Written problem: Copy all of the material word for word, except for the pictures.
────────────────────
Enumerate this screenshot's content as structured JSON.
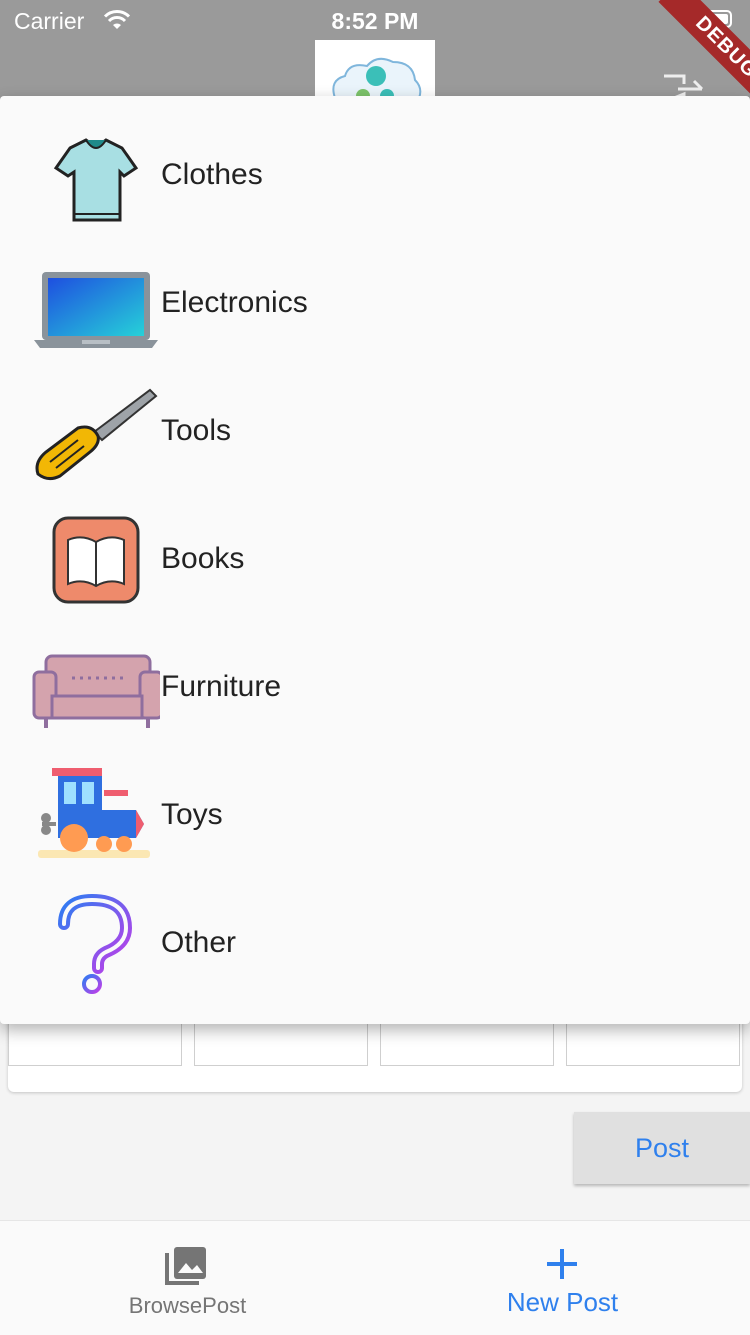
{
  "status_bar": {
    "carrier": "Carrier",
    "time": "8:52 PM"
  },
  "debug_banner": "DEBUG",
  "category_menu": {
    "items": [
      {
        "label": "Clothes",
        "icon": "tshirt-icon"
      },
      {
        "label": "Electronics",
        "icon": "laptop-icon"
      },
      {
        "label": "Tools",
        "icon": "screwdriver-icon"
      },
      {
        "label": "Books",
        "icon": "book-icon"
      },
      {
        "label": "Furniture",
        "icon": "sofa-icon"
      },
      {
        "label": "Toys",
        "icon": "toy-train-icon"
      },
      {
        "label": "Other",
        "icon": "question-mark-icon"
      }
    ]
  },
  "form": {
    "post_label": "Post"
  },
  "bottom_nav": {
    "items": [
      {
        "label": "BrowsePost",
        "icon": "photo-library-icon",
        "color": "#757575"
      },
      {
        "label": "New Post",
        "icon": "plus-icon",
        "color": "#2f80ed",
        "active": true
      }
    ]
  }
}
────────────────────
Final answer:
Enumerate this screenshot's content as structured JSON.
{
  "status_bar": {
    "carrier": "Carrier",
    "time": "8:52 PM"
  },
  "debug_banner": "DEBUG",
  "category_menu": {
    "items": [
      {
        "label": "Clothes",
        "icon": "tshirt-icon"
      },
      {
        "label": "Electronics",
        "icon": "laptop-icon"
      },
      {
        "label": "Tools",
        "icon": "screwdriver-icon"
      },
      {
        "label": "Books",
        "icon": "book-icon"
      },
      {
        "label": "Furniture",
        "icon": "sofa-icon"
      },
      {
        "label": "Toys",
        "icon": "toy-train-icon"
      },
      {
        "label": "Other",
        "icon": "question-mark-icon"
      }
    ]
  },
  "form": {
    "post_label": "Post"
  },
  "bottom_nav": {
    "items": [
      {
        "label": "BrowsePost",
        "icon": "photo-library-icon",
        "color": "#757575"
      },
      {
        "label": "New Post",
        "icon": "plus-icon",
        "color": "#2f80ed",
        "active": true
      }
    ]
  }
}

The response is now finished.